» What the task requires
Give the number of lines in the records below that include "orientation". Reply with that number alone.

Data entries
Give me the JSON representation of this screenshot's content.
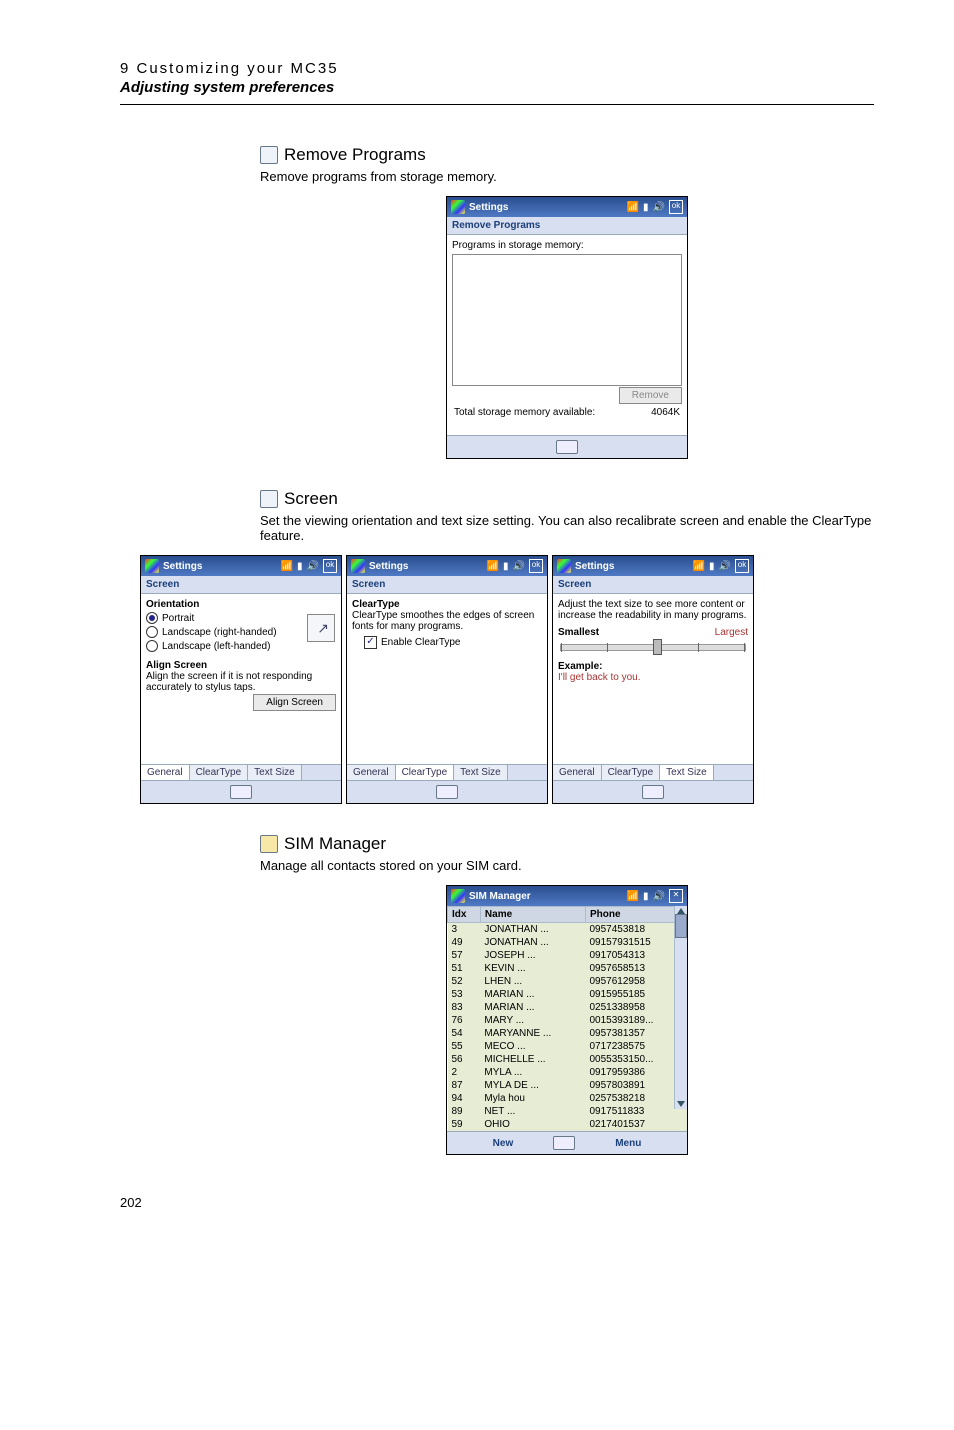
{
  "header": {
    "chapter": "9 Customizing your MC35",
    "section": "Adjusting system preferences"
  },
  "remove_programs": {
    "heading": "Remove Programs",
    "desc": "Remove programs from storage memory.",
    "screen": {
      "title": "Settings",
      "subbar": "Remove Programs",
      "label1": "Programs in storage memory:",
      "remove_btn": "Remove",
      "total_label": "Total storage memory available:",
      "total_value": "4064K",
      "ok": "ok"
    }
  },
  "screen_section": {
    "heading": "Screen",
    "desc": "Set the viewing orientation and text size setting. You can also recalibrate screen and enable the ClearType feature.",
    "s1": {
      "title": "Settings",
      "ok": "ok",
      "subbar": "Screen",
      "orientation": "Orientation",
      "portrait": "Portrait",
      "land_r": "Landscape (right-handed)",
      "land_l": "Landscape (left-handed)",
      "align_h": "Align Screen",
      "align_desc": "Align the screen if it is not responding accurately to stylus taps.",
      "align_btn": "Align Screen",
      "tab_general": "General",
      "tab_clear": "ClearType",
      "tab_text": "Text Size"
    },
    "s2": {
      "title": "Settings",
      "ok": "ok",
      "subbar": "Screen",
      "ct_head": "ClearType",
      "ct_desc": "ClearType smoothes the edges of screen fonts for many programs.",
      "ct_chk": "Enable ClearType",
      "tab_general": "General",
      "tab_clear": "ClearType",
      "tab_text": "Text Size"
    },
    "s3": {
      "title": "Settings",
      "ok": "ok",
      "subbar": "Screen",
      "adj": "Adjust the text size to see more content or increase the readability in many programs.",
      "smallest": "Smallest",
      "largest": "Largest",
      "example_h": "Example:",
      "example_t": "I'll get back to you.",
      "tab_general": "General",
      "tab_clear": "ClearType",
      "tab_text": "Text Size"
    }
  },
  "sim": {
    "heading": "SIM Manager",
    "desc": "Manage all contacts stored on your SIM card.",
    "screen": {
      "title": "SIM Manager",
      "col_idx": "Idx",
      "col_name": "Name",
      "col_phone": "Phone",
      "footer_new": "New",
      "footer_menu": "Menu",
      "close": "✕",
      "rows": [
        {
          "idx": "3",
          "name": "JONATHAN ...",
          "phone": "0957453818"
        },
        {
          "idx": "49",
          "name": "JONATHAN ...",
          "phone": "09157931515"
        },
        {
          "idx": "57",
          "name": "JOSEPH     ...",
          "phone": "0917054313"
        },
        {
          "idx": "51",
          "name": "KEVIN       ...",
          "phone": "0957658513"
        },
        {
          "idx": "52",
          "name": "LHEN         ...",
          "phone": "0957612958"
        },
        {
          "idx": "53",
          "name": "MARIAN    ...",
          "phone": "0915955185"
        },
        {
          "idx": "83",
          "name": "MARIAN    ...",
          "phone": "0251338958"
        },
        {
          "idx": "76",
          "name": "MARY         ...",
          "phone": "0015393189..."
        },
        {
          "idx": "54",
          "name": "MARYANNE ...",
          "phone": "0957381357"
        },
        {
          "idx": "55",
          "name": "MECO         ...",
          "phone": "0717238575"
        },
        {
          "idx": "56",
          "name": "MICHELLE  ...",
          "phone": "0055353150..."
        },
        {
          "idx": "2",
          "name": "MYLA          ...",
          "phone": "0917959386"
        },
        {
          "idx": "87",
          "name": "MYLA DE   ...",
          "phone": "0957803891"
        },
        {
          "idx": "94",
          "name": "Myla hou",
          "phone": "0257538218"
        },
        {
          "idx": "89",
          "name": "NET            ...",
          "phone": "0917511833"
        },
        {
          "idx": "59",
          "name": "OHIO",
          "phone": "0217401537"
        }
      ]
    }
  },
  "pagenum": "202"
}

» Reply to the exercise
2